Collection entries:
>>

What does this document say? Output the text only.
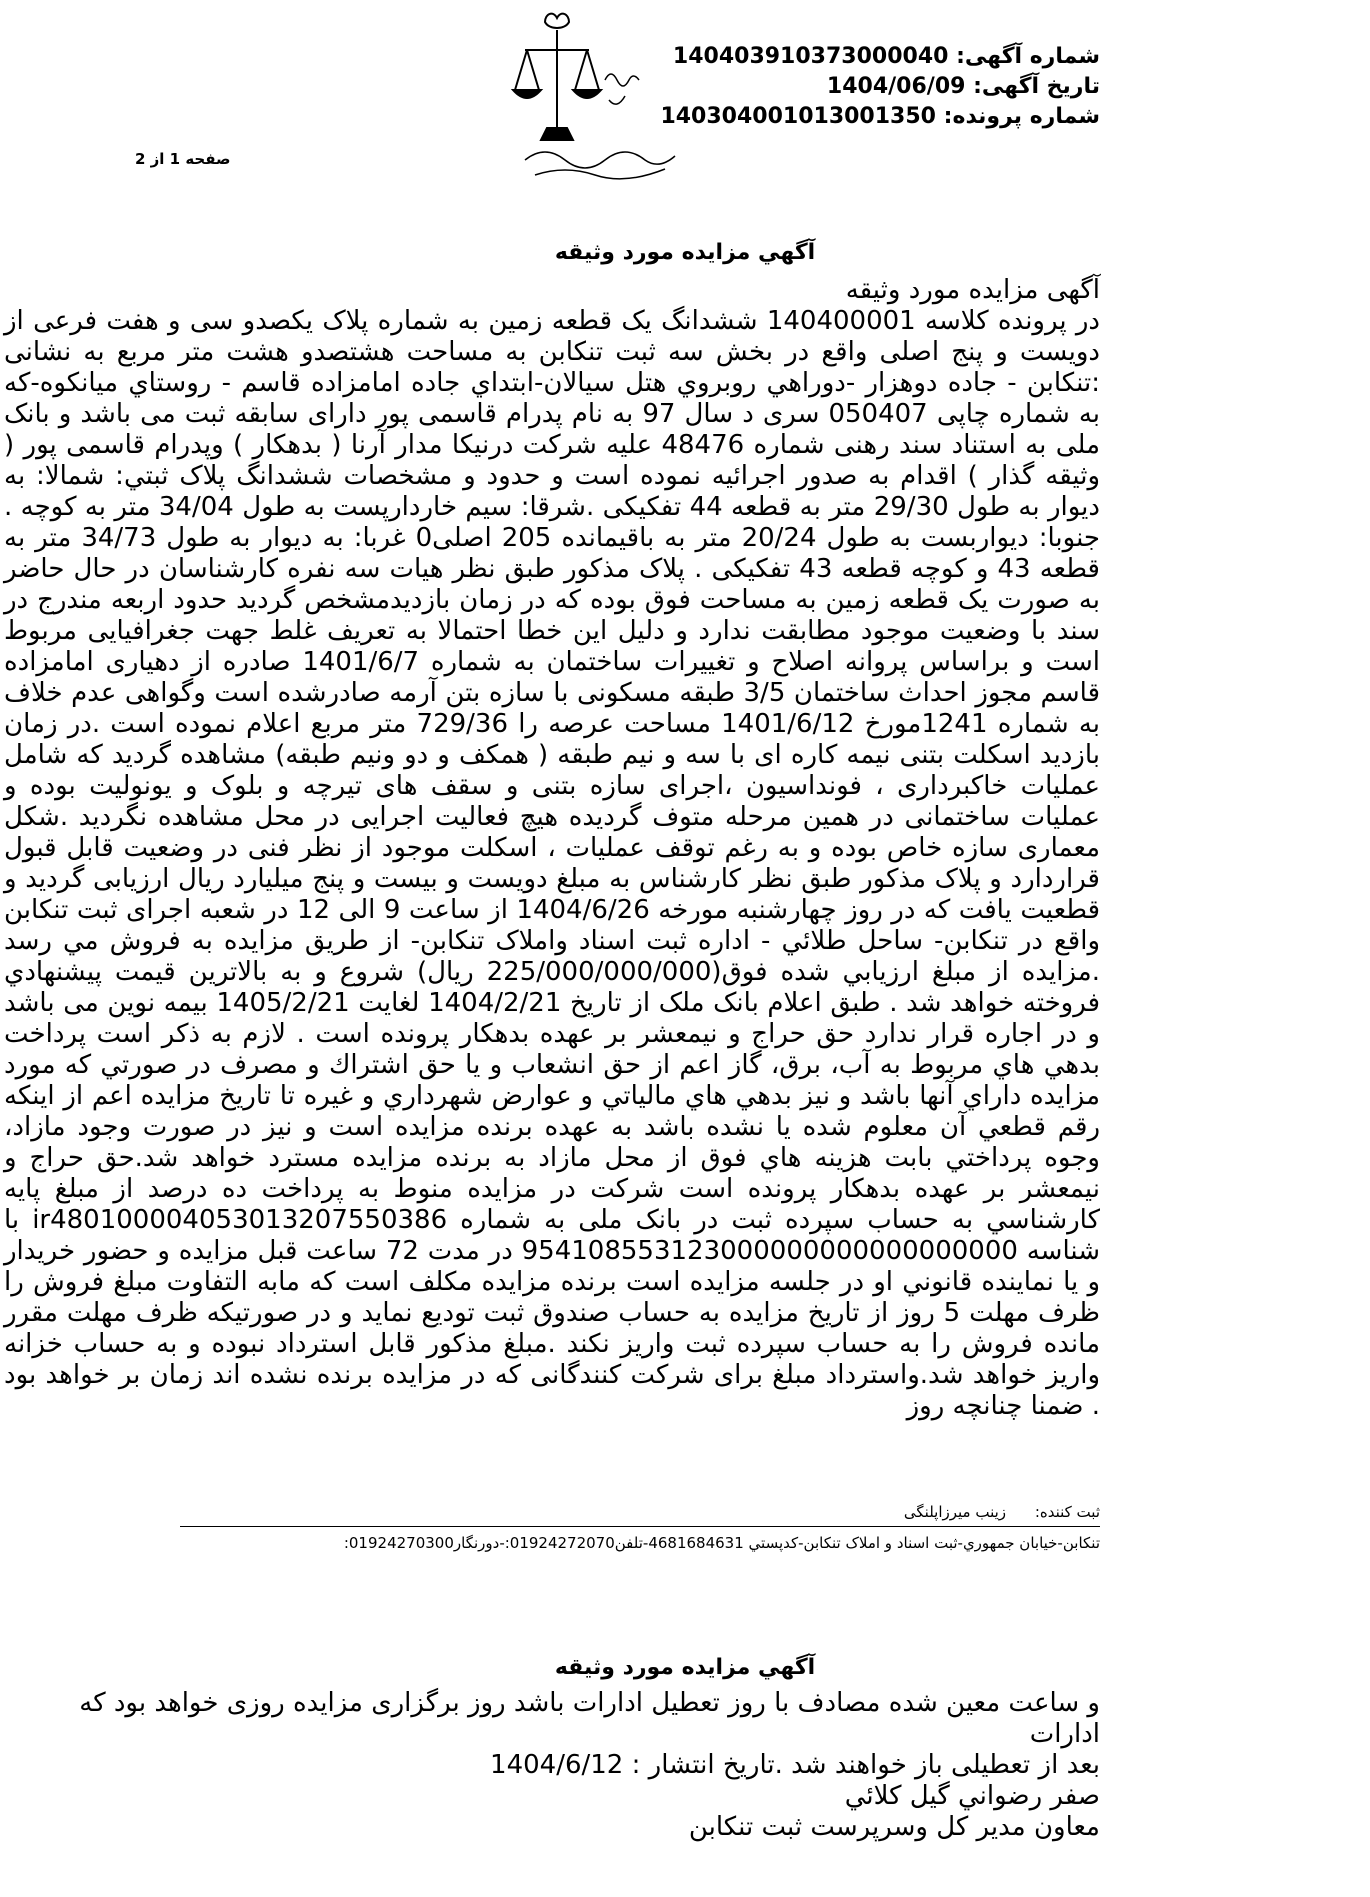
شماره آگهی: 140403910373000040
تاریخ آگهی: 1404/06/09
شماره پرونده: 140304001013001350
صفحه 1 از 2
آگهي مزايده مورد وثيقه

آگهی مزایده مورد وثیقه

در پرونده کلاسه 140400001 ششدانگ یک قطعه زمین به شماره پلاک یکصدو سی و هفت فرعی از دویست و پنج اصلی واقع در بخش سه ثبت تنکابن به مساحت هشتصدو هشت متر مربع به نشانی :تنکابن - جاده دوهزار -دوراهي روبروي هتل سيالان-ابتداي جاده امامزاده قاسم - روستاي ميانكوه-كه به شماره چاپی 050407 سری د سال 97 به نام پدرام قاسمی پور دارای سابقه ثبت می باشد و بانک ملی به استناد سند رهنی شماره 48476 علیه شرکت درنیکا مدار آرنا ( بدهکار ) وپدرام قاسمی پور ( وثیقه گذار ) اقدام به صدور اجرائیه نموده است و حدود و مشخصات ششدانگ پلاک ثبتي: شمالا: به دیوار به طول 29/30 متر به قطعه 44 تفکیکی .شرقا: سیم خاردارپست به طول 34/04 متر به کوچه . جنوبا: دیواربست به طول 20/24 متر به باقیمانده 205 اصلی0 غربا: به دیوار به طول 34/73 متر به قطعه 43 و کوچه قطعه 43 تفکیکی . پلاک مذکور طبق نظر هیات سه نفره کارشناسان در حال حاضر به صورت یک قطعه زمین به مساحت فوق بوده که در زمان بازدیدمشخص گردید حدود اربعه مندرج در سند با وضعیت موجود مطابقت ندارد و دلیل این خطا احتمالا به تعریف غلط جهت جغرافیایی مربوط است و براساس پروانه اصلاح و تغییرات ساختمان به شماره 1401/6/7 صادره از دهیاری امامزاده قاسم مجوز احداث ساختمان 3/5 طبقه مسکونی با سازه بتن آرمه صادرشده است وگواهی عدم خلاف به شماره 1241مورخ 1401/6/12 مساحت عرصه را 729/36 متر مربع اعلام نموده است .در زمان بازدید اسکلت بتنی نیمه کاره ای با سه و نیم طبقه ( همکف و دو ونیم طبقه) مشاهده گردید که شامل عملیات خاکبرداری ، فونداسیون ،اجرای سازه بتنی و سقف های تیرچه و بلوک و یونولیت بوده و عملیات ساختمانی در همین مرحله متوف گردیده هیچ فعالیت اجرایی در محل مشاهده نگردید .شکل معماری سازه خاص بوده و به رغم توقف عملیات ، اسکلت موجود از نظر فنی در وضعیت قابل قبول قراردارد و پلاک مذکور طبق نظر کارشناس به مبلغ دویست و بیست و پنج میلیارد ریال ارزیابی گردید و قطعیت یافت که در روز چهارشنبه مورخه 1404/6/26 از ساعت 9 الی 12 در شعبه اجرای ثبت تنکابن واقع در تنکابن- ساحل طلائي - اداره ثبت اسناد واملاک تنکابن- از طريق مزايده به فروش مي رسد .مزايده از مبلغ ارزيابي شده فوق(225/000/000/000 ريال) شروع و به بالاترين قيمت پيشنهادي فروخته خواهد شد . طبق اعلام بانک ملک از تاریخ 1404/2/21 لغایت 1405/2/21 بیمه نوین می باشد و در اجاره قرار ندارد حق حراج و نیمعشر بر عهده بدهکار پرونده است . لازم به ذکر است پرداخت بدهي هاي مربوط به آب، برق، گاز اعم از حق انشعاب و يا حق اشتراك و مصرف در صورتي كه مورد مزايده داراي آنها باشد و نيز بدهي هاي مالياتي و عوارض شهرداري و غيره تا تاريخ مزايده اعم از اينكه رقم قطعي آن معلوم شده يا نشده باشد به عهده برنده مزايده است و نيز در صورت وجود مازاد، وجوه پرداختي بابت هزينه هاي فوق از محل مازاد به برنده مزايده مسترد خواهد شد.حق حراج و نیمعشر بر عهده بدهکار پرونده است شرکت در مزایده منوط به پرداخت ده درصد از مبلغ پایه کارشناسي به حساب سپرده ثبت در بانک ملی به شماره ir480100004053013207550386 با شناسه 954108553123000000000000000000 در مدت 72 ساعت قبل مزایده و حضور خریدار و یا نماینده قانوني او در جلسه مزايده است برنده مزايده مکلف است که مابه التفاوت مبلغ فروش را ظرف مهلت 5 روز از تاريخ مزايده به حساب صندوق ثبت توديع نمايد و در صورتيكه ظرف مهلت مقرر مانده فروش را به حساب سپرده ثبت واريز نكند .مبلغ مذکور قابل استرداد نبوده و به حساب خزانه واریز خواهد شد.واسترداد مبلغ برای شرکت کنندگانی که در مزایده برنده نشده اند زمان بر خواهد بود . ضمنا چنانچه روز

ثبت کننده: زینب میرزاپلنگی
تنکابن-خيابان جمهوري-ثبت اسناد و املاک تنکابن-کدپستي 4681684631-تلفن01924272070:-دورنگار01924270300:
آگهي مزايده مورد وثيقه

و ساعت معین شده مصادف با روز تعطیل ادارات باشد روز برگزاری مزایده روزی خواهد بود که ادارات

بعد از تعطیلی باز خواهند شد .تاریخ انتشار : 1404/6/12

صفر رضواني گيل كلائي

معاون مدير كل وسرپرست ثبت تنكابن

<<

§ **Problem to work on**:
The records above are to be quoted exactly, with all pictures left out.

§ **Correct response**:
What does this document say? Output the text only.
شماره آگهی: 140403910373000040
تاریخ آگهی: 1404/06/09
شماره پرونده: 140304001013001350
صفحه 1 از 2
آگهي مزايده مورد وثيقه

آگهی مزایده مورد وثیقه

در پرونده کلاسه 140400001 ششدانگ یک قطعه زمین به شماره پلاک یکصدو سی و هفت فرعی از دویست و پنج اصلی واقع در بخش سه ثبت تنکابن به مساحت هشتصدو هشت متر مربع به نشانی :تنکابن - جاده دوهزار -دوراهي روبروي هتل سيالان-ابتداي جاده امامزاده قاسم - روستاي ميانكوه-كه به شماره چاپی 050407 سری د سال 97 به نام پدرام قاسمی پور دارای سابقه ثبت می باشد و بانک ملی به استناد سند رهنی شماره 48476 علیه شرکت درنیکا مدار آرنا ( بدهکار ) وپدرام قاسمی پور ( وثیقه گذار ) اقدام به صدور اجرائیه نموده است و حدود و مشخصات ششدانگ پلاک ثبتي: شمالا: به دیوار به طول 29/30 متر به قطعه 44 تفکیکی .شرقا: سیم خاردارپست به طول 34/04 متر به کوچه . جنوبا: دیواربست به طول 20/24 متر به باقیمانده 205 اصلی0 غربا: به دیوار به طول 34/73 متر به قطعه 43 و کوچه قطعه 43 تفکیکی . پلاک مذکور طبق نظر هیات سه نفره کارشناسان در حال حاضر به صورت یک قطعه زمین به مساحت فوق بوده که در زمان بازدیدمشخص گردید حدود اربعه مندرج در سند با وضعیت موجود مطابقت ندارد و دلیل این خطا احتمالا به تعریف غلط جهت جغرافیایی مربوط است و براساس پروانه اصلاح و تغییرات ساختمان به شماره 1401/6/7 صادره از دهیاری امامزاده قاسم مجوز احداث ساختمان 3/5 طبقه مسکونی با سازه بتن آرمه صادرشده است وگواهی عدم خلاف به شماره 1241مورخ 1401/6/12 مساحت عرصه را 729/36 متر مربع اعلام نموده است .در زمان بازدید اسکلت بتنی نیمه کاره ای با سه و نیم طبقه ( همکف و دو ونیم طبقه) مشاهده گردید که شامل عملیات خاکبرداری ، فونداسیون ،اجرای سازه بتنی و سقف های تیرچه و بلوک و یونولیت بوده و عملیات ساختمانی در همین مرحله متوف گردیده هیچ فعالیت اجرایی در محل مشاهده نگردید .شکل معماری سازه خاص بوده و به رغم توقف عملیات ، اسکلت موجود از نظر فنی در وضعیت قابل قبول قراردارد و پلاک مذکور طبق نظر کارشناس به مبلغ دویست و بیست و پنج میلیارد ریال ارزیابی گردید و قطعیت یافت که در روز چهارشنبه مورخه 1404/6/26 از ساعت 9 الی 12 در شعبه اجرای ثبت تنکابن واقع در تنکابن- ساحل طلائي - اداره ثبت اسناد واملاک تنکابن- از طريق مزايده به فروش مي رسد .مزايده از مبلغ ارزيابي شده فوق(225/000/000/000 ريال) شروع و به بالاترين قيمت پيشنهادي فروخته خواهد شد . طبق اعلام بانک ملک از تاریخ 1404/2/21 لغایت 1405/2/21 بیمه نوین می باشد و در اجاره قرار ندارد حق حراج و نیمعشر بر عهده بدهکار پرونده است . لازم به ذکر است پرداخت بدهي هاي مربوط به آب، برق، گاز اعم از حق انشعاب و يا حق اشتراك و مصرف در صورتي كه مورد مزايده داراي آنها باشد و نيز بدهي هاي مالياتي و عوارض شهرداري و غيره تا تاريخ مزايده اعم از اينكه رقم قطعي آن معلوم شده يا نشده باشد به عهده برنده مزايده است و نيز در صورت وجود مازاد، وجوه پرداختي بابت هزينه هاي فوق از محل مازاد به برنده مزايده مسترد خواهد شد.حق حراج و نیمعشر بر عهده بدهکار پرونده است شرکت در مزایده منوط به پرداخت ده درصد از مبلغ پایه کارشناسي به حساب سپرده ثبت در بانک ملی به شماره ir480100004053013207550386 با شناسه 954108553123000000000000000000 در مدت 72 ساعت قبل مزایده و حضور خریدار و یا نماینده قانوني او در جلسه مزايده است برنده مزايده مکلف است که مابه التفاوت مبلغ فروش را ظرف مهلت 5 روز از تاريخ مزايده به حساب صندوق ثبت توديع نمايد و در صورتيكه ظرف مهلت مقرر مانده فروش را به حساب سپرده ثبت واريز نكند .مبلغ مذکور قابل استرداد نبوده و به حساب خزانه واریز خواهد شد.واسترداد مبلغ برای شرکت کنندگانی که در مزایده برنده نشده اند زمان بر خواهد بود . ضمنا چنانچه روز

ثبت کننده: زینب میرزاپلنگی
تنکابن-خيابان جمهوري-ثبت اسناد و املاک تنکابن-کدپستي 4681684631-تلفن01924272070:-دورنگار01924270300:
آگهي مزايده مورد وثيقه

و ساعت معین شده مصادف با روز تعطیل ادارات باشد روز برگزاری مزایده روزی خواهد بود که ادارات

بعد از تعطیلی باز خواهند شد .تاریخ انتشار : 1404/6/12

صفر رضواني گيل كلائي

معاون مدير كل وسرپرست ثبت تنكابن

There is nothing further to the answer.